◆ DATA ROWS ◆
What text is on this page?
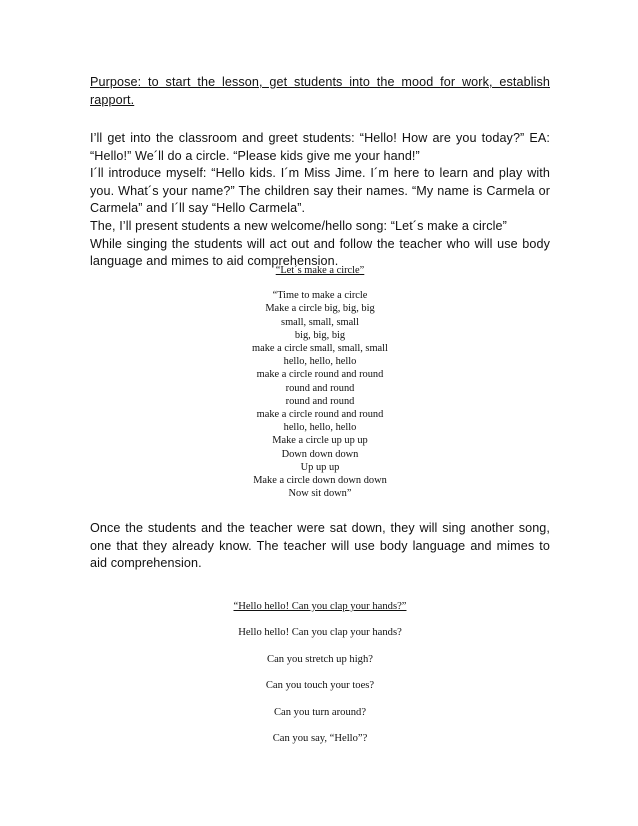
Purpose: to start the lesson, get students into the mood for work, establish rapport.

I’ll get into the classroom and greet students: “Hello! How are you today?” EA: “Hello!” We´ll do a circle. “Please kids give me your hand!”

I´ll introduce myself: “Hello kids. I´m Miss Jime. I´m here to learn and play with you. What´s your name?” The children say their names. “My name is Carmela or Carmela” and I´ll say “Hello Carmela”.

The, I’ll present students a new welcome/hello song: “Let´s make a circle”

While singing the students will act out and follow the teacher who will use body language and mimes to aid comprehension.

“Let´s make a circle”
“Time to make a circle
Make a circle big, big, big
small, small, small
big, big, big
make a circle small, small, small
hello, hello, hello
make a circle round and round
round and round
round and round
make a circle round and round
hello, hello, hello
Make a circle up up up
Down down down
Up up up
Make a circle down down down
Now sit down”
Once the students and the teacher were sat down, they will sing another song, one that they already know. The teacher will use body language and mimes to aid comprehension.
“Hello hello! Can you clap your hands?”
Hello hello! Can you clap your hands?
Can you stretch up high?
Can you touch your toes?
Can you turn around?
Can you say, “Hello”?
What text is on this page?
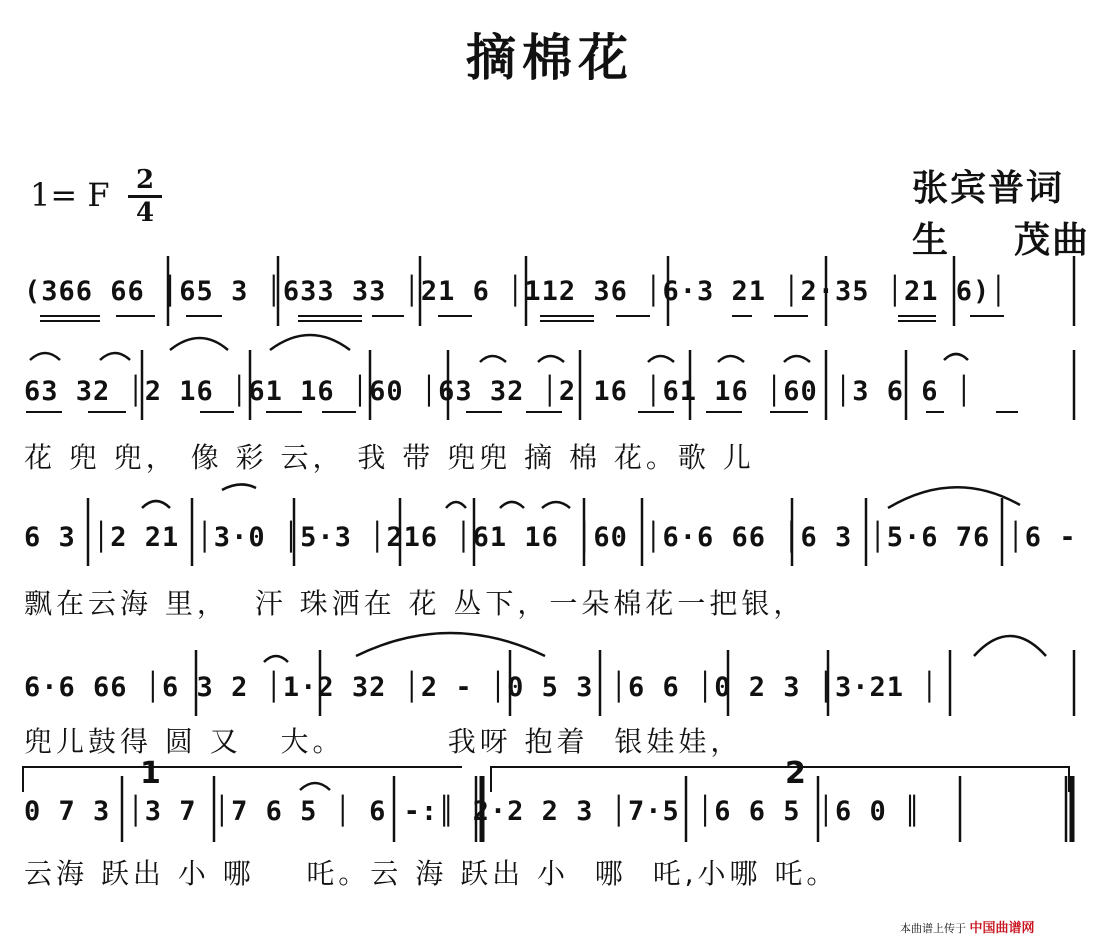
摘棉花
1= F	2
4
张宾普词
生 茂曲
(366 66 │65 3 │633 33 │21 6 │112 36 │6·3 21 │2·35 │21 6)│
63 32 │2 16 │61 16 │60 │63 32 │2 16 │61 16 │60 │3 6 6 │
花 兜 兜， 像 彩 云， 我 带 兜兜 摘 棉 花。歌 儿
6 3 │2 21 │3·0 │5·3 │216 │61 16 │60 │6·6 66 │6 3 │5·6 76 │6 -
飘在云海 里，  汗 珠洒在 花 丛下，一朵棉花一把银，
6·6 66 │6 3 2 │1·2 32 │2 - │0 5 3 │6 6 │0 2 3 │3·21 │
兜儿鼓得 圆 又   大。        我呀 抱着  银娃娃，
1	2
0 7 3 │3 7 │7 6 5 │ 6 -:║ 2·2 2 3 │7·5 │6 6 5 │6 0 ║
云海 跃出 小 哪    吒。云 海 跃出 小  哪  吒,小哪 吒。
本曲谱上传于 中国曲谱网
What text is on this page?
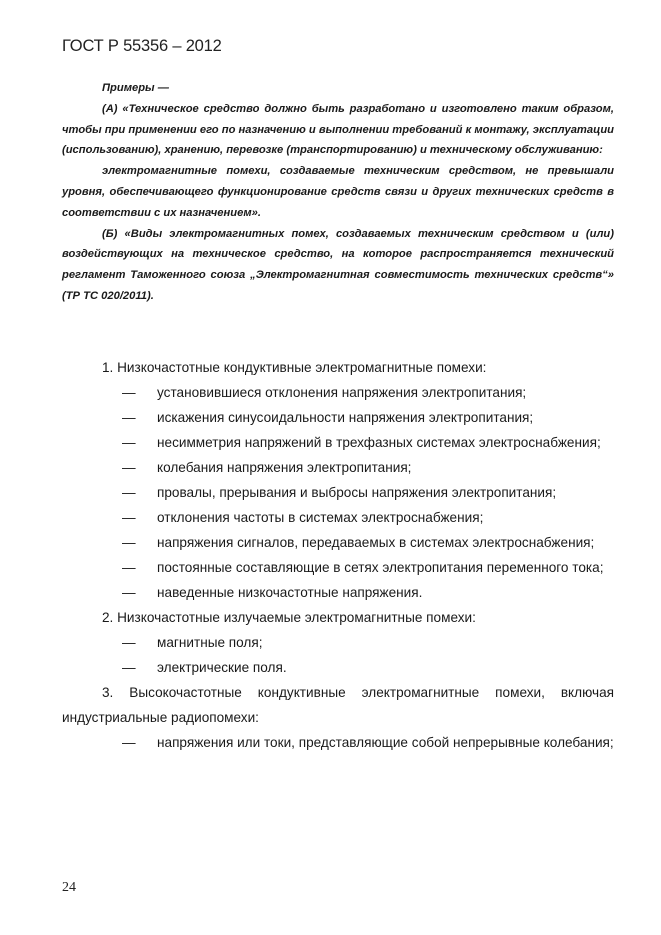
ГОСТ Р 55356 – 2012

Примеры —

(А) «Техническое средство должно быть разработано и изготовлено таким образом, чтобы при применении его по назначению и выполнении требований к монтажу, эксплуатации (использованию), хранению, перевозке (транспортированию) и техническому обслуживанию:

электромагнитные помехи, создаваемые техническим средством, не превышали уровня, обеспечивающего функционирование средств связи и других технических средств в соответствии с их назначением».

(Б) «Виды электромагнитных помех, создаваемых техническим средством и (или) воздействующих на техническое средство, на которое распространяется технический регламент Таможенного союза „Электромагнитная совместимость технических средств“» (ТР ТС 020/2011).

1. Низкочастотные кондуктивные электромагнитные помехи:

— установившиеся отклонения напряжения электропитания;
— искажения синусоидальности напряжения электропитания;
— несимметрия напряжений в трехфазных системах электроснабжения;
— колебания напряжения электропитания;
— провалы, прерывания и выбросы напряжения электропитания;
— отклонения частоты в системах электроснабжения;
— напряжения сигналов, передаваемых в системах электроснабжения;
— постоянные составляющие в сетях электропитания переменного тока;
— наведенные низкочастотные напряжения.

2. Низкочастотные излучаемые электромагнитные помехи:

— магнитные поля;
— электрические поля.

3. Высокочастотные кондуктивные электромагнитные помехи, включая индустриальные радиопомехи:

— напряжения или токи, представляющие собой непрерывные колебания;
24
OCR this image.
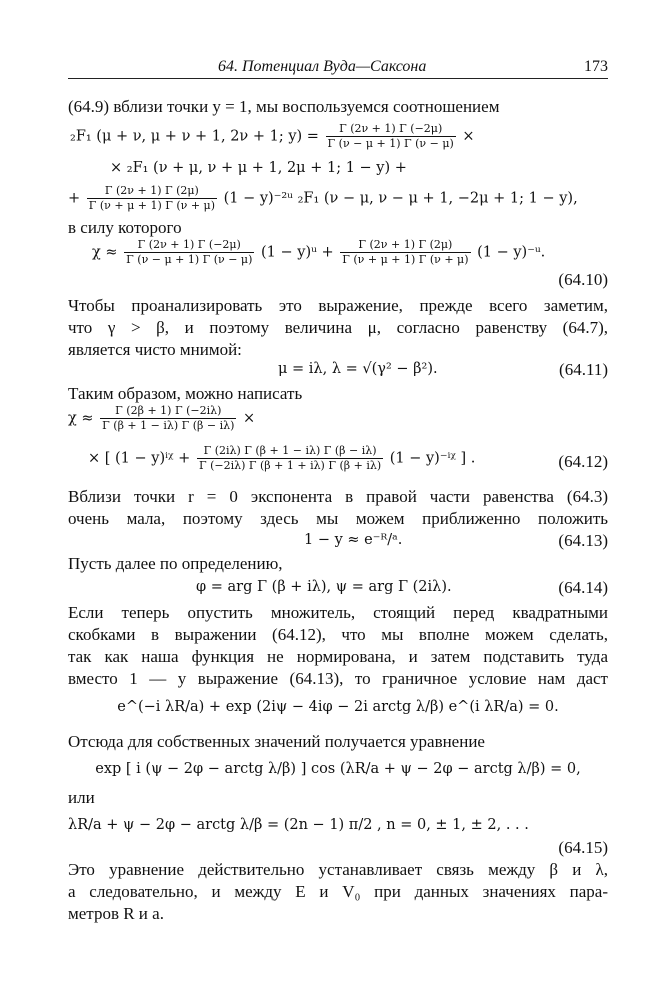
64. Потенциал Вуда—Саксона	173
(64.9) вблизи точки y = 1, мы воспользуемся соотношением
₂F₁ (μ + ν, μ + ν + 1, 2ν + 1; $y) = \frac{\Gamma (2\nu + 1) \Gamma (-2\mu)}{\Gamma (\nu - \mu + 1) \Gamma (\nu - \mu)}$ ×
× ₂F₁ (ν + μ, ν + μ + 1, 2μ + 1; 1 − y) +
+ $\frac{\Gamma (2\nu + 1) \Gamma (2\mu)}{\Gamma (\nu + \mu + 1) \Gamma (\nu + \mu)} (1$ − y)⁻²ᵘ ₂F₁ (ν − μ, ν − μ + 1, −2μ + 1; 1 − y),
в силу которого
$\chi \approx \frac{\Gamma (2\nu + 1) \Gamma (-2\mu)}{\Gamma (\nu - \mu + 1) \Gamma (\nu - \mu)} (1$ − y)ᵘ + $\frac{\Gamma (2\nu + 1) \Gamma (2\mu)}{\Gamma (\nu + \mu + 1) \Gamma (\nu + \mu)} (1$ − y)⁻ᵘ.
(64.10)
Чтобы проанализировать это выражение, прежде всего заметим,
что γ > β, и поэтому величина μ, согласно равенству (64.7),
является чисто мнимой:
μ = iλ, λ = √(γ² − β²).	(64.11)
Таким образом, можно написать
$\chi \approx \frac{\Gamma (2\beta + 1) \Gamma (-2i\lambda)}{\Gamma (\beta + 1 - i\lambda) \Gamma (\beta - i\lambda)}$ ×
× [ (1 − y)ⁱᵡ + $\frac{\Gamma (2i\lambda) \Gamma (\beta + 1 - i\lambda) \Gamma (\beta - i\lambda)}{\Gamma (-2i\lambda) \Gamma (\beta + 1 + i\lambda) \Gamma (\beta + i\lambda)} (1$ − y)⁻ⁱᵡ ] .	(64.12)
Вблизи точки r = 0 экспонента в правой части равенства (64.3)
очень мала, поэтому здесь мы можем приближенно положить
1 − y ≈ e⁻ᴿ/ᵃ.	(64.13)
Пусть далее по определению,
φ = arg Γ (β + iλ), ψ = arg Γ (2iλ).	(64.14)
Если теперь опустить множитель, стоящий перед квадратными
скобками в выражении (64.12), что мы вполне можем сделать,
так как наша функция не нормирована, и затем подставить туда
вместо 1 — y выражение (64.13), то граничное условие нам даст
e^(−i λR/a) + exp (2iψ − 4iφ − 2i arctg λ/β) e^(i λR/a) = 0.
Отсюда для собственных значений получается уравнение
exp [ i (ψ − 2φ − arctg λ/β) ] cos (λR/a + ψ − 2φ − arctg λ/β) = 0,
или
λR/a + ψ − 2φ − arctg λ/β = (2n − 1) π/2 , n = 0, ± 1, ± 2, . . .
(64.15)
Это уравнение действительно устанавливает связь между β и λ,
а следовательно, и между E и V₀ при данных значениях пара-
метров R и a.
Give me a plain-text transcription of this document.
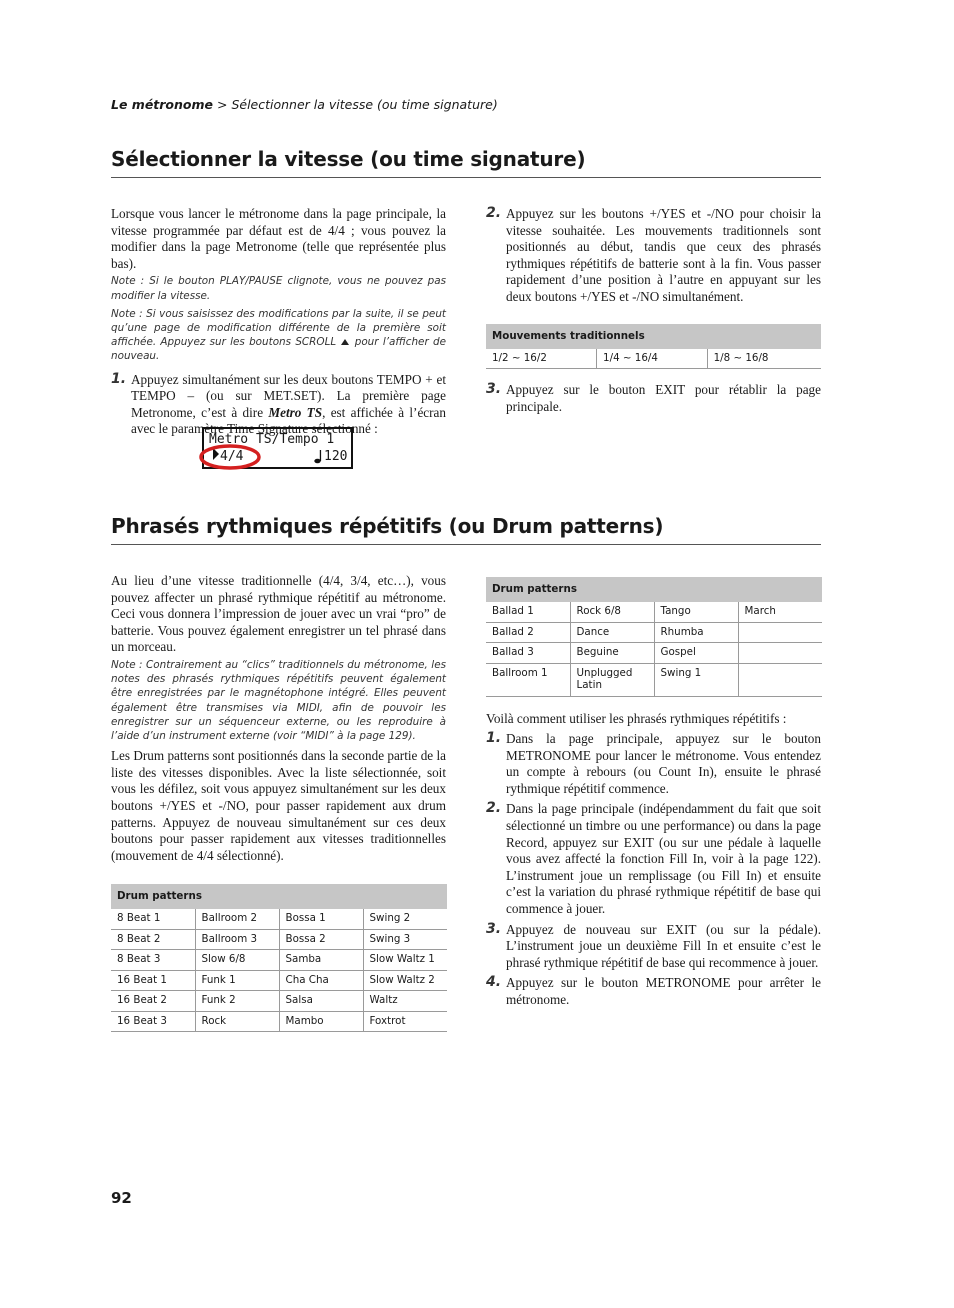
Le métronome > Sélectionner la vitesse (ou time signature)
Sélectionner la vitesse (ou time signature)

Lorsque vous lancer le métronome dans la page principale, la vitesse programmée par défaut est de 4/4 ; vous pouvez la modifier dans la page Metronome (telle que représentée plus bas).

Note : Si le bouton PLAY/PAUSE clignote, vous ne pouvez pas modifier la vitesse.

Note : Si vous saisissez des modifications par la suite, il se peut qu’une page de modification différente de la première soit affichée. Appuyez sur les boutons SCROLL pour l’afficher de nouveau.

1. Appuyez simultanément sur les deux boutons TEMPO + et TEMPO – (ou sur MET.SET). La première page Metronome, c’est à dire Metro TS, est affichée à l’écran avec le paramètre Time Signature sélectionné :

Metro TS/Tempo 1
4/4	120
2. Appuyez sur les boutons +/YES et -/NO pour choisir la vitesse souhaitée. Les mouvements traditionnels sont positionnés au début, tandis que ceux des phrasés rythmiques répétitifs de batterie sont à la fin. Vous passer rapidement d’une position à l’autre en appuyant sur les deux boutons +/YES et -/NO simultanément.

Mouvements traditionnels
1/2 ~ 16/2	1/4 ~ 16/4	1/8 ~ 16/8
3. Appuyez sur le bouton EXIT pour rétablir la page principale.

Phrasés rythmiques répétitifs (ou Drum patterns)

Au lieu d’une vitesse traditionnelle (4/4, 3/4, etc…), vous pouvez affecter un phrasé rythmique répétitif au métronome. Ceci vous donnera l’impression de jouer avec un vrai “pro” de batterie. Vous pouvez également enregistrer un tel phrasé dans un morceau.

Note : Contrairement au “clics” traditionnels du métronome, les notes des phrasés rythmiques répétitifs peuvent également être enregistrées par le magnétophone intégré. Elles peuvent également être transmises via MIDI, afin de pouvoir les enregistrer sur un séquenceur externe, ou les reproduire à l’aide d’un instrument externe (voir “MIDI” à la page 129).

Les Drum patterns sont positionnés dans la seconde partie de la liste des vitesses disponibles. Avec la liste sélectionnée, soit vous les défilez, soit vous appuyez simultanément sur les deux boutons +/YES et -/NO, pour passer rapidement aux drum patterns. Appuyez de nouveau simultanément sur ces deux boutons pour passer rapidement aux vitesses traditionnelles (mouvement de 4/4 sélectionné).

Drum patterns			
8 Beat 1	Ballroom 2	Bossa 1	Swing 2
8 Beat 2	Ballroom 3	Bossa 2	Swing 3
8 Beat 3	Slow 6/8	Samba	Slow Waltz 1
16 Beat 1	Funk 1	Cha Cha	Slow Waltz 2
16 Beat 2	Funk 2	Salsa	Waltz
16 Beat 3	Rock	Mambo	Foxtrot
Drum patterns			
Ballad 1	Rock 6/8	Tango	March
Ballad 2	Dance	Rhumba	
Ballad 3	Beguine	Gospel	
Ballroom 1	Unplugged Latin	Swing 1	

Voilà comment utiliser les phrasés rythmiques répétitifs :

1. Dans la page principale, appuyez sur le bouton METRONOME pour lancer le métronome. Vous entendez un compte à rebours (ou Count In), ensuite le phrasé rythmique répétitif commence.

2. Dans la page principale (indépendamment du fait que soit sélectionné un timbre ou une performance) ou dans la page Record, appuyez sur EXIT (ou sur une pédale à laquelle vous avez affecté la fonction Fill In, voir à la page 122). L’instrument joue un remplissage (ou Fill In) et ensuite c’est la variation du phrasé rythmique répétitif de base qui commence à jouer.

3. Appuyez de nouveau sur EXIT (ou sur la pédale). L’instrument joue un deuxième Fill In et ensuite c’est le phrasé rythmique répétitif de base qui recommence à jouer.

4. Appuyez sur le bouton METRONOME pour arrêter le métronome.

92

◆ INSTRUCTIONS TO FOLLOW ◆
Find how many lines of the material carry the string "отклонения". Only the number should be in the answer.

◆ PROBLEM SOLUTION ◆
2